THE EXERCISE
All of the material below is to be restated word for word, apart from the pictures.

** START OF STORED RECORDS **

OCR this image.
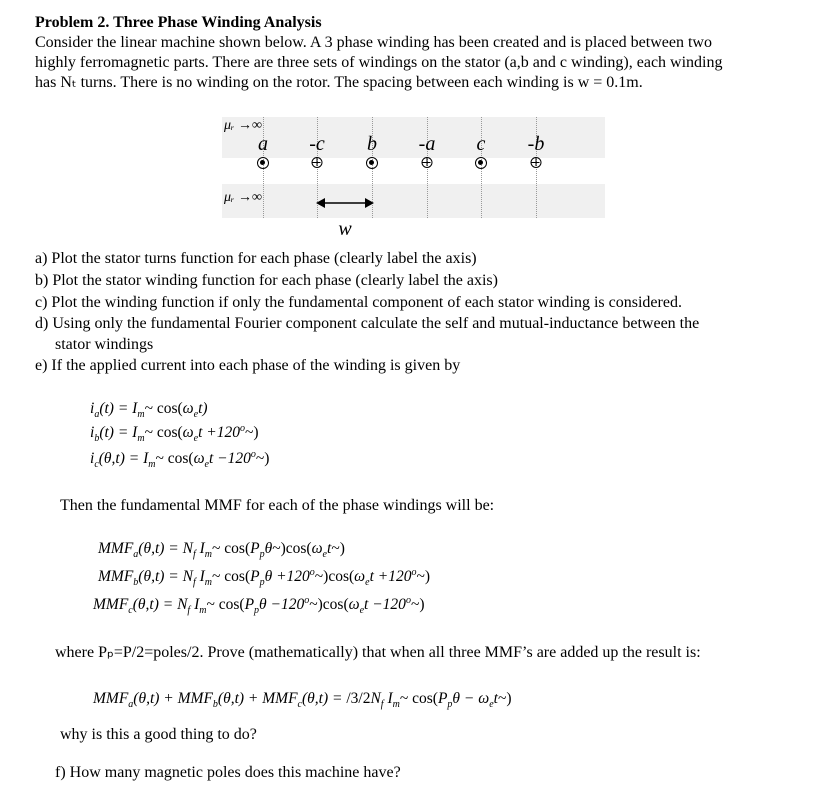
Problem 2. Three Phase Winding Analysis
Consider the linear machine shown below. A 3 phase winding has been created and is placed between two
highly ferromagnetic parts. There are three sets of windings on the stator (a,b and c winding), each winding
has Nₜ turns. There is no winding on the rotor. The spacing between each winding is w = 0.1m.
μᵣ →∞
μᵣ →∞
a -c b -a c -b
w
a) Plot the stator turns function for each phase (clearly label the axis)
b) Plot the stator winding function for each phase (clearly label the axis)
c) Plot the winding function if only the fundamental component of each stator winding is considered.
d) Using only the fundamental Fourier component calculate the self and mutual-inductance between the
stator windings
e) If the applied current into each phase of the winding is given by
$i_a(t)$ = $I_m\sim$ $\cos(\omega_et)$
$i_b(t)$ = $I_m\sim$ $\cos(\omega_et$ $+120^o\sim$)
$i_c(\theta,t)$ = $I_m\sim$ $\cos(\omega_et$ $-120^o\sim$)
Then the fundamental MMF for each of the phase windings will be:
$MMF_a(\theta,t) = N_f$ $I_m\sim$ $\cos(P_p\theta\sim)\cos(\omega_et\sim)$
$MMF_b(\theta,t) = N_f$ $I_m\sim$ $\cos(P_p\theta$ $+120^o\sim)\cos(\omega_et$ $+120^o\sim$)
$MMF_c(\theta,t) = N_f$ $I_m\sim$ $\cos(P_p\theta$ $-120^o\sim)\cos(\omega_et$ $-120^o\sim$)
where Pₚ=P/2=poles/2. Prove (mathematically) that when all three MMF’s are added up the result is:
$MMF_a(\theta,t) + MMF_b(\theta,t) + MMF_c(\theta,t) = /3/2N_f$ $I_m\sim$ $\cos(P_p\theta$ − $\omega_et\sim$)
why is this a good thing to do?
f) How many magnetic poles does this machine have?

** END OF STORED RECORDS **

SOLUTION TO THIS TASK
OCR this image.
Problem 2. Three Phase Winding Analysis
Consider the linear machine shown below. A 3 phase winding has been created and is placed between two
highly ferromagnetic parts. There are three sets of windings on the stator (a,b and c winding), each winding
has Nₜ turns. There is no winding on the rotor. The spacing between each winding is w = 0.1m.
μᵣ →∞
μᵣ →∞
a -c b -a c -b
w
a) Plot the stator turns function for each phase (clearly label the axis)
b) Plot the stator winding function for each phase (clearly label the axis)
c) Plot the winding function if only the fundamental component of each stator winding is considered.
d) Using only the fundamental Fourier component calculate the self and mutual-inductance between the
stator windings
e) If the applied current into each phase of the winding is given by
$i_a(t)$ = $I_m\sim$ $\cos(\omega_et)$
$i_b(t)$ = $I_m\sim$ $\cos(\omega_et$ $+120^o\sim$)
$i_c(\theta,t)$ = $I_m\sim$ $\cos(\omega_et$ $-120^o\sim$)
Then the fundamental MMF for each of the phase windings will be:
$MMF_a(\theta,t) = N_f$ $I_m\sim$ $\cos(P_p\theta\sim)\cos(\omega_et\sim)$
$MMF_b(\theta,t) = N_f$ $I_m\sim$ $\cos(P_p\theta$ $+120^o\sim)\cos(\omega_et$ $+120^o\sim$)
$MMF_c(\theta,t) = N_f$ $I_m\sim$ $\cos(P_p\theta$ $-120^o\sim)\cos(\omega_et$ $-120^o\sim$)
where Pₚ=P/2=poles/2. Prove (mathematically) that when all three MMF’s are added up the result is:
$MMF_a(\theta,t) + MMF_b(\theta,t) + MMF_c(\theta,t) = /3/2N_f$ $I_m\sim$ $\cos(P_p\theta$ − $\omega_et\sim$)
why is this a good thing to do?
f) How many magnetic poles does this machine have?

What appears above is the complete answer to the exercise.